- _What the exercise asks_: Would you output the whole listing below, exactly as it reads?

##### Records shown #####

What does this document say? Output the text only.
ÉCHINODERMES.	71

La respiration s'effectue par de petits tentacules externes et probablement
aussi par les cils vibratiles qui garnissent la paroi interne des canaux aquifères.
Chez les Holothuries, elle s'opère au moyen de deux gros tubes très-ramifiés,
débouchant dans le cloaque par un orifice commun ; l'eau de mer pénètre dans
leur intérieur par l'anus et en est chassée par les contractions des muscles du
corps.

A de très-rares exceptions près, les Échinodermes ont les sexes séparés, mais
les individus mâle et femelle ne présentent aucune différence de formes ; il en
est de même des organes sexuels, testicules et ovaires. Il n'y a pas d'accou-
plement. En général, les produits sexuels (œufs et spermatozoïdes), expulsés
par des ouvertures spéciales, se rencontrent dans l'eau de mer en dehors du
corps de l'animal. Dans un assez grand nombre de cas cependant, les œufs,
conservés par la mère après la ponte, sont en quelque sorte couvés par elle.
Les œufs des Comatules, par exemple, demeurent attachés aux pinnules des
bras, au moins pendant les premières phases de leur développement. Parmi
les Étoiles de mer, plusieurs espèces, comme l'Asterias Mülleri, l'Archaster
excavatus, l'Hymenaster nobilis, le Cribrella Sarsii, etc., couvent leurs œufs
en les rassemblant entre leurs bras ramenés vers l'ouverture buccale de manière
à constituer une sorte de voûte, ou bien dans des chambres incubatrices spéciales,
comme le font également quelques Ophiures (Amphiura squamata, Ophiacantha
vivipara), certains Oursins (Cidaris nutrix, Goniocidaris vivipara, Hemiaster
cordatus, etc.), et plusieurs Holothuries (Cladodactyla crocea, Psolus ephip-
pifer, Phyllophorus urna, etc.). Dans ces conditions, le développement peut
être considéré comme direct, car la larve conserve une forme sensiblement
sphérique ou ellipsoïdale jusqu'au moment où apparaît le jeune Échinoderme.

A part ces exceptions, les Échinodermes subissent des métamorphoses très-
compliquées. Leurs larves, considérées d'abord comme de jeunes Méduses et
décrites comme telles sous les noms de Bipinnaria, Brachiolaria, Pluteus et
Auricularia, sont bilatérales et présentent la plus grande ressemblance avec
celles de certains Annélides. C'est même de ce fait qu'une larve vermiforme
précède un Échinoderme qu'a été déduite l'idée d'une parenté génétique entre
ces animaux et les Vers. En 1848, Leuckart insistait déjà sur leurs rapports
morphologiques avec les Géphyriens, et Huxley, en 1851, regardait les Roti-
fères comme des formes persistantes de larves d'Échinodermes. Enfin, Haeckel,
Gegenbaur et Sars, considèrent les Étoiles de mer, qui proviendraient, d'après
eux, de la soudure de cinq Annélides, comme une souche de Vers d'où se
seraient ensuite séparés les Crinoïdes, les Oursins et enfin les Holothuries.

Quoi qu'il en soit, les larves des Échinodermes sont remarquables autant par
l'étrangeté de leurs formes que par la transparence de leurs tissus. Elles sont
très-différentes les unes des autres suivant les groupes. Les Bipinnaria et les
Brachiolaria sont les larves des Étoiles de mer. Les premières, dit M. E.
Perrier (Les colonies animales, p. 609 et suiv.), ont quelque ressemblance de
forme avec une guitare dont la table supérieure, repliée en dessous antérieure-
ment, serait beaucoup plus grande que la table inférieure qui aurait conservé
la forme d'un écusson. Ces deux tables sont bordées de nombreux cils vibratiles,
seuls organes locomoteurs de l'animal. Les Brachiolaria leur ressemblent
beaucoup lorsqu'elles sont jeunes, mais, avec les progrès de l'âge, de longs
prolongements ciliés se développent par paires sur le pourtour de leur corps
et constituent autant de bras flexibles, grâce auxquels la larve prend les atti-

#####

- _Task response_:
What does this document say? Output the text only.
ÉCHINODERMES.	71

La respiration s'effectue par de petits tentacules externes et probablement
aussi par les cils vibratiles qui garnissent la paroi interne des canaux aquifères.
Chez les Holothuries, elle s'opère au moyen de deux gros tubes très-ramifiés,
débouchant dans le cloaque par un orifice commun ; l'eau de mer pénètre dans
leur intérieur par l'anus et en est chassée par les contractions des muscles du
corps.

A de très-rares exceptions près, les Échinodermes ont les sexes séparés, mais
les individus mâle et femelle ne présentent aucune différence de formes ; il en
est de même des organes sexuels, testicules et ovaires. Il n'y a pas d'accou-
plement. En général, les produits sexuels (œufs et spermatozoïdes), expulsés
par des ouvertures spéciales, se rencontrent dans l'eau de mer en dehors du
corps de l'animal. Dans un assez grand nombre de cas cependant, les œufs,
conservés par la mère après la ponte, sont en quelque sorte couvés par elle.
Les œufs des Comatules, par exemple, demeurent attachés aux pinnules des
bras, au moins pendant les premières phases de leur développement. Parmi
les Étoiles de mer, plusieurs espèces, comme l'Asterias Mülleri, l'Archaster
excavatus, l'Hymenaster nobilis, le Cribrella Sarsii, etc., couvent leurs œufs
en les rassemblant entre leurs bras ramenés vers l'ouverture buccale de manière
à constituer une sorte de voûte, ou bien dans des chambres incubatrices spéciales,
comme le font également quelques Ophiures (Amphiura squamata, Ophiacantha
vivipara), certains Oursins (Cidaris nutrix, Goniocidaris vivipara, Hemiaster
cordatus, etc.), et plusieurs Holothuries (Cladodactyla crocea, Psolus ephip-
pifer, Phyllophorus urna, etc.). Dans ces conditions, le développement peut
être considéré comme direct, car la larve conserve une forme sensiblement
sphérique ou ellipsoïdale jusqu'au moment où apparaît le jeune Échinoderme.

A part ces exceptions, les Échinodermes subissent des métamorphoses très-
compliquées. Leurs larves, considérées d'abord comme de jeunes Méduses et
décrites comme telles sous les noms de Bipinnaria, Brachiolaria, Pluteus et
Auricularia, sont bilatérales et présentent la plus grande ressemblance avec
celles de certains Annélides. C'est même de ce fait qu'une larve vermiforme
précède un Échinoderme qu'a été déduite l'idée d'une parenté génétique entre
ces animaux et les Vers. En 1848, Leuckart insistait déjà sur leurs rapports
morphologiques avec les Géphyriens, et Huxley, en 1851, regardait les Roti-
fères comme des formes persistantes de larves d'Échinodermes. Enfin, Haeckel,
Gegenbaur et Sars, considèrent les Étoiles de mer, qui proviendraient, d'après
eux, de la soudure de cinq Annélides, comme une souche de Vers d'où se
seraient ensuite séparés les Crinoïdes, les Oursins et enfin les Holothuries.

Quoi qu'il en soit, les larves des Échinodermes sont remarquables autant par
l'étrangeté de leurs formes que par la transparence de leurs tissus. Elles sont
très-différentes les unes des autres suivant les groupes. Les Bipinnaria et les
Brachiolaria sont les larves des Étoiles de mer. Les premières, dit M. E.
Perrier (Les colonies animales, p. 609 et suiv.), ont quelque ressemblance de
forme avec une guitare dont la table supérieure, repliée en dessous antérieure-
ment, serait beaucoup plus grande que la table inférieure qui aurait conservé
la forme d'un écusson. Ces deux tables sont bordées de nombreux cils vibratiles,
seuls organes locomoteurs de l'animal. Les Brachiolaria leur ressemblent
beaucoup lorsqu'elles sont jeunes, mais, avec les progrès de l'âge, de longs
prolongements ciliés se développent par paires sur le pourtour de leur corps
et constituent autant de bras flexibles, grâce auxquels la larve prend les atti-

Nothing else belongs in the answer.